== GIVEN DATA

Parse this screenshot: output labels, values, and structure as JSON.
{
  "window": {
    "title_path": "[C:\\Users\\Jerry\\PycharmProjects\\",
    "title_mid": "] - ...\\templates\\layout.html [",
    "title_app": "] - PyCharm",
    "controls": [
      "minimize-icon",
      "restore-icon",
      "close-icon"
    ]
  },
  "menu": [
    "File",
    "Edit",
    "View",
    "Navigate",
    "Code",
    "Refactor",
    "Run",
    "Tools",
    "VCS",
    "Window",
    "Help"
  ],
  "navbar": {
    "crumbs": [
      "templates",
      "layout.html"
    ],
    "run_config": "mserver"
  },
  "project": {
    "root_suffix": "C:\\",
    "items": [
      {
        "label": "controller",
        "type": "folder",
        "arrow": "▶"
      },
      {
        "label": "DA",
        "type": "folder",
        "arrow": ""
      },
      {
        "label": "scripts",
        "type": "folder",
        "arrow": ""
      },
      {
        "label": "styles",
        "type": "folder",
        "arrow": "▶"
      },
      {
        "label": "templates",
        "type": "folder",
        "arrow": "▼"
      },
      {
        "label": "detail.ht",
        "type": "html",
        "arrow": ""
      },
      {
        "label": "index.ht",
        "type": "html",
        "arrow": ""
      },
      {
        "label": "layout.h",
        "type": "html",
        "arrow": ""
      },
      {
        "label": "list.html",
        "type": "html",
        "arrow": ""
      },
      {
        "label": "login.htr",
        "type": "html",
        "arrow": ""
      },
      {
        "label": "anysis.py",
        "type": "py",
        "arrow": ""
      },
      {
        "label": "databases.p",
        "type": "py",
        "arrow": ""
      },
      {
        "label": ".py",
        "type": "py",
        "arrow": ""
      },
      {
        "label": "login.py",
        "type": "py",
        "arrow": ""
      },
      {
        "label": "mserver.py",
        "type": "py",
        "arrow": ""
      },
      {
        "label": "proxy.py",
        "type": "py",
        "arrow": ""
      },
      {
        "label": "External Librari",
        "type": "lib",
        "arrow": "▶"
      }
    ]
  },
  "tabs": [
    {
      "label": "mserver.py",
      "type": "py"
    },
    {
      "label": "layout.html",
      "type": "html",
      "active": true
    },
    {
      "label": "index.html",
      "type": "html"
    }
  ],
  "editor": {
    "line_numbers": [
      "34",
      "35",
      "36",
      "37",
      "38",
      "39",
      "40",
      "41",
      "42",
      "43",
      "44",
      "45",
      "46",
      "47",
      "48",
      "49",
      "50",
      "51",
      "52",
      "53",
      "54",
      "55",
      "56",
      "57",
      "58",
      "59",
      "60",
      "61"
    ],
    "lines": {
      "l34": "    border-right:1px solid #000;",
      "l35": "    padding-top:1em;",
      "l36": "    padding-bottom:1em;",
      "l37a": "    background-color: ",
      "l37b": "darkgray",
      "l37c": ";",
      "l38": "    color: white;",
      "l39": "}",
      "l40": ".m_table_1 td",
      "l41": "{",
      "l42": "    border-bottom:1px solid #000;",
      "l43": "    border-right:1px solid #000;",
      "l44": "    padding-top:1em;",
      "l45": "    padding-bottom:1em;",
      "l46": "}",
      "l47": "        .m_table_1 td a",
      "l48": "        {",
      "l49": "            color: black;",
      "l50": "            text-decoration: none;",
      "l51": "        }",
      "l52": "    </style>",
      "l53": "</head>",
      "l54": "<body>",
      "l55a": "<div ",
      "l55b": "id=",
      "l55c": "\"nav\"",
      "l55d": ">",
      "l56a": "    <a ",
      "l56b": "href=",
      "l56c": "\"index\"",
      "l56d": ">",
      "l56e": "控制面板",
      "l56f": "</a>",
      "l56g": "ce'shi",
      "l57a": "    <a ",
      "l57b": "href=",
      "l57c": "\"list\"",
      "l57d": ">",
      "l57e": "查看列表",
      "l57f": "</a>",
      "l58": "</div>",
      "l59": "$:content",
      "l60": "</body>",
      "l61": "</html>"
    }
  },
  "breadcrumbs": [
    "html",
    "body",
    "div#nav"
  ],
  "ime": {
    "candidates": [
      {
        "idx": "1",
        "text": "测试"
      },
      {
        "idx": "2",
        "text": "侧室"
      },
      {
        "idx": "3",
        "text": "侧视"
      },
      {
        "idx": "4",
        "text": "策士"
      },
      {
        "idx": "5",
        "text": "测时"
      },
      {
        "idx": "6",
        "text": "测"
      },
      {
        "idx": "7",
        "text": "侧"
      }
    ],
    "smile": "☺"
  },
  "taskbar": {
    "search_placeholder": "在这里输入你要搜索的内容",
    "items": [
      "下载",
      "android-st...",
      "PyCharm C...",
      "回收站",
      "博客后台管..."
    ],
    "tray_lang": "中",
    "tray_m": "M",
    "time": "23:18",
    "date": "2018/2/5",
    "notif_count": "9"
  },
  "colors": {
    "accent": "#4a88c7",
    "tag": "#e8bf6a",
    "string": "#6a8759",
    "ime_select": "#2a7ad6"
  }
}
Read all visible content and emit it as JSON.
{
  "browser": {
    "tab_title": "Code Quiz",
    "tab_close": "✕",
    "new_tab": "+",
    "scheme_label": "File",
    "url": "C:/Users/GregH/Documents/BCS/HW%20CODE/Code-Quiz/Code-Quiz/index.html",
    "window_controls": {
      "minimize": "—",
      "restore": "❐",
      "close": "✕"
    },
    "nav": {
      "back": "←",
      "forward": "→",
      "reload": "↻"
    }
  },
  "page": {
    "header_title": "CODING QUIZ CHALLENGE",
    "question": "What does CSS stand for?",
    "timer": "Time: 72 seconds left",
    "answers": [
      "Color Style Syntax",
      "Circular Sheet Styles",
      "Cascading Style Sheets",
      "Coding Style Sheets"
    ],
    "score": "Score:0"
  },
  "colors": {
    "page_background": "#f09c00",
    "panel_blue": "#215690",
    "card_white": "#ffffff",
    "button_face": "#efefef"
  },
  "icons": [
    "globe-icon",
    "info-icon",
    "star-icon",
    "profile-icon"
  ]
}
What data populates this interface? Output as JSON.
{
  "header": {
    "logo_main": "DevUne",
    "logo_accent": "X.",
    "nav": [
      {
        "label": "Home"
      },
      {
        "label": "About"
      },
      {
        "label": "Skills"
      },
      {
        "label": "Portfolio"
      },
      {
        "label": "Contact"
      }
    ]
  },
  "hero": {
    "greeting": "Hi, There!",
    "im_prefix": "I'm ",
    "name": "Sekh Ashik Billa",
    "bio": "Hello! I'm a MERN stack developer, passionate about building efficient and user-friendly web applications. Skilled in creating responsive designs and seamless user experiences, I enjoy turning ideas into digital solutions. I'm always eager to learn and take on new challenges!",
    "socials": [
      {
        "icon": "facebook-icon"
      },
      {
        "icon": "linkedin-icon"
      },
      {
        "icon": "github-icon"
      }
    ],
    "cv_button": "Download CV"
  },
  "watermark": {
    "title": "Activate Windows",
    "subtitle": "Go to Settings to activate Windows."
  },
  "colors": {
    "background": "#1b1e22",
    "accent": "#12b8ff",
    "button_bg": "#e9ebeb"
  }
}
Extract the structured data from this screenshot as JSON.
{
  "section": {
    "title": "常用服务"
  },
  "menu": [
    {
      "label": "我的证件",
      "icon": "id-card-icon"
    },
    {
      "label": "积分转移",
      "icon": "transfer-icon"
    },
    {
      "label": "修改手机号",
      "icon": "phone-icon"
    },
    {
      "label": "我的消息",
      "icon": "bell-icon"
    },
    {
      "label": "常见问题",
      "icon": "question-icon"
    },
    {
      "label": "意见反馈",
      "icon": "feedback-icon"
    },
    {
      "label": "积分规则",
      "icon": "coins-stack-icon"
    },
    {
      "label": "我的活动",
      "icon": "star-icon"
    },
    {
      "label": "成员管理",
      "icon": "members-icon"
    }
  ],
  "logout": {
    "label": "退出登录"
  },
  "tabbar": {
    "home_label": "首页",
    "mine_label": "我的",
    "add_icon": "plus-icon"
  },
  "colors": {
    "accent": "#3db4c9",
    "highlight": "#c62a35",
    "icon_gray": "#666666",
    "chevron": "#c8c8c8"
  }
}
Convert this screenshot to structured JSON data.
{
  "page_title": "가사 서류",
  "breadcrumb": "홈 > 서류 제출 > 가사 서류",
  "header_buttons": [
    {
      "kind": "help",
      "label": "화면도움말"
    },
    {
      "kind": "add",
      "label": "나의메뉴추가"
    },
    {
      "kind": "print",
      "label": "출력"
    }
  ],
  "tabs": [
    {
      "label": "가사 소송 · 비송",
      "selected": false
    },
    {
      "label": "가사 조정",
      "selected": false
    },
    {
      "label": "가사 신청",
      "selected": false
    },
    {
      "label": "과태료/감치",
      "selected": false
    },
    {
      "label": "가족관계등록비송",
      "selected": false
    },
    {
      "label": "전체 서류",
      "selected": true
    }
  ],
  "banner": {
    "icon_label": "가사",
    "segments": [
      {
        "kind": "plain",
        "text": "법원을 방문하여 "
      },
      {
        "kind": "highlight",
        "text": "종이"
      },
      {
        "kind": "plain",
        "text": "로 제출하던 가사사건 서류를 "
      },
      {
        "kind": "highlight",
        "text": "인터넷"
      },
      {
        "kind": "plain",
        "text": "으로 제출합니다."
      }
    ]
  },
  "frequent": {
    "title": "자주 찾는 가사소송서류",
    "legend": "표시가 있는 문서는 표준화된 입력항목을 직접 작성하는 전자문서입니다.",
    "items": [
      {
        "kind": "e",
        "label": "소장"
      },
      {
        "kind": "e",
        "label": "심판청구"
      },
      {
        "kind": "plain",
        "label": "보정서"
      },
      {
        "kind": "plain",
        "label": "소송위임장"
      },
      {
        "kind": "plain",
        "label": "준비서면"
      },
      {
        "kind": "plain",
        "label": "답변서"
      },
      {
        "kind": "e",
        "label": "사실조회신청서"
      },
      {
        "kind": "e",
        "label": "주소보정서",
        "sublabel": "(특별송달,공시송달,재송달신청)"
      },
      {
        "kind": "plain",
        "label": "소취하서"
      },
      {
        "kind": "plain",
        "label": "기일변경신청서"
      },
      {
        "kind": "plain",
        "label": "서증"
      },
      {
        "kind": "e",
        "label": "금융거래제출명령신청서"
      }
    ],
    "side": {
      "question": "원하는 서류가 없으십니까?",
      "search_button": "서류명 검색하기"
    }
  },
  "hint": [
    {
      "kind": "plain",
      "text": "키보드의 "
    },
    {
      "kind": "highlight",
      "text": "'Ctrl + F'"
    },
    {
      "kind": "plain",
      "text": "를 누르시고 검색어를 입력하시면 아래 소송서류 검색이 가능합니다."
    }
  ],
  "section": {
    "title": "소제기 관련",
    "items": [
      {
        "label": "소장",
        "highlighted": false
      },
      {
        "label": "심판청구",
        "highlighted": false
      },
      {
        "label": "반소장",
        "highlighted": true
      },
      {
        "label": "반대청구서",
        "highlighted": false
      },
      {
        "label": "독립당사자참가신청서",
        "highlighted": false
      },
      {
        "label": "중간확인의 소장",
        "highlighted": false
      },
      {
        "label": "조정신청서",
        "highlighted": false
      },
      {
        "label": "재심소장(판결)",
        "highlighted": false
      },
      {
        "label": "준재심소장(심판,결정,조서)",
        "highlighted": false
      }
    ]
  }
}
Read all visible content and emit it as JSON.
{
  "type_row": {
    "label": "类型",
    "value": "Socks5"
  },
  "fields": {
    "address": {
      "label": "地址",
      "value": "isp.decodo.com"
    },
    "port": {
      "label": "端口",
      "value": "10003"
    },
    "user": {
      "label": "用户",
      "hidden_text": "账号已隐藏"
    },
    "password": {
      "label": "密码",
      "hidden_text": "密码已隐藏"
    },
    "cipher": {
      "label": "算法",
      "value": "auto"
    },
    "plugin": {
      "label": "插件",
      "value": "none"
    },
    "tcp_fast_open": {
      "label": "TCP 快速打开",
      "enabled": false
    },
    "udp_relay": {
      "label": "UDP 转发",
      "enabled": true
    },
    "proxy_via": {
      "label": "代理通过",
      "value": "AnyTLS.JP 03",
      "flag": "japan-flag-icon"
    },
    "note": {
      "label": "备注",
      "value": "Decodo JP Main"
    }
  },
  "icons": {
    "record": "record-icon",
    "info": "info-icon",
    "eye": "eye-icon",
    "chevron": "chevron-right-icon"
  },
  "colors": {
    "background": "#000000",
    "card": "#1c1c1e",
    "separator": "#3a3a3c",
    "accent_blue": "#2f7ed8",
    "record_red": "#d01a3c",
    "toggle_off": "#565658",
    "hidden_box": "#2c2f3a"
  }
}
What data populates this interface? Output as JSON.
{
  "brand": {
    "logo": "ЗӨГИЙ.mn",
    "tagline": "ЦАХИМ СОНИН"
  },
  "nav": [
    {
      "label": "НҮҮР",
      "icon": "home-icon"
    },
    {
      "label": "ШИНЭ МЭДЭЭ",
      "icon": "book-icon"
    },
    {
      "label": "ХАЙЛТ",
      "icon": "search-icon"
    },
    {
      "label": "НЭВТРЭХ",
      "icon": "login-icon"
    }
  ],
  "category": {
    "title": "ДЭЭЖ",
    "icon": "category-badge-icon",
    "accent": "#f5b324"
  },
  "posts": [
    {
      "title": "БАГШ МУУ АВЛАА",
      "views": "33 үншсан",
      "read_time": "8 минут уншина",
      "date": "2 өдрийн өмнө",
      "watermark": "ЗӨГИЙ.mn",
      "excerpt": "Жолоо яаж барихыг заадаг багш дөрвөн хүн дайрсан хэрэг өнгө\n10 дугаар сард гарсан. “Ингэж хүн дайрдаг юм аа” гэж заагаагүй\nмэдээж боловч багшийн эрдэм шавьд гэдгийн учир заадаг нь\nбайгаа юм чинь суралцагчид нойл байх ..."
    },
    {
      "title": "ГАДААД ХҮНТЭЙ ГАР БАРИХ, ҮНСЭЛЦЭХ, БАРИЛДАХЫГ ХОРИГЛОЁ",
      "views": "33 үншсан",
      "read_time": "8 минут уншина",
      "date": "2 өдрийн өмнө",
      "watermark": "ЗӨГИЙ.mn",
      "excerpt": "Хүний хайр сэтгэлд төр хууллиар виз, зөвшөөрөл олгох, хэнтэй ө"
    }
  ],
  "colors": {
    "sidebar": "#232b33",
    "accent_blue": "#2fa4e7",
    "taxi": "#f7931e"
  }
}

====

THE TASK:
Each line that holds the word "chevron" is to be copied.

REPLY:
    "chevron": "#c8c8c8"
    "chevron": "chevron-right-icon"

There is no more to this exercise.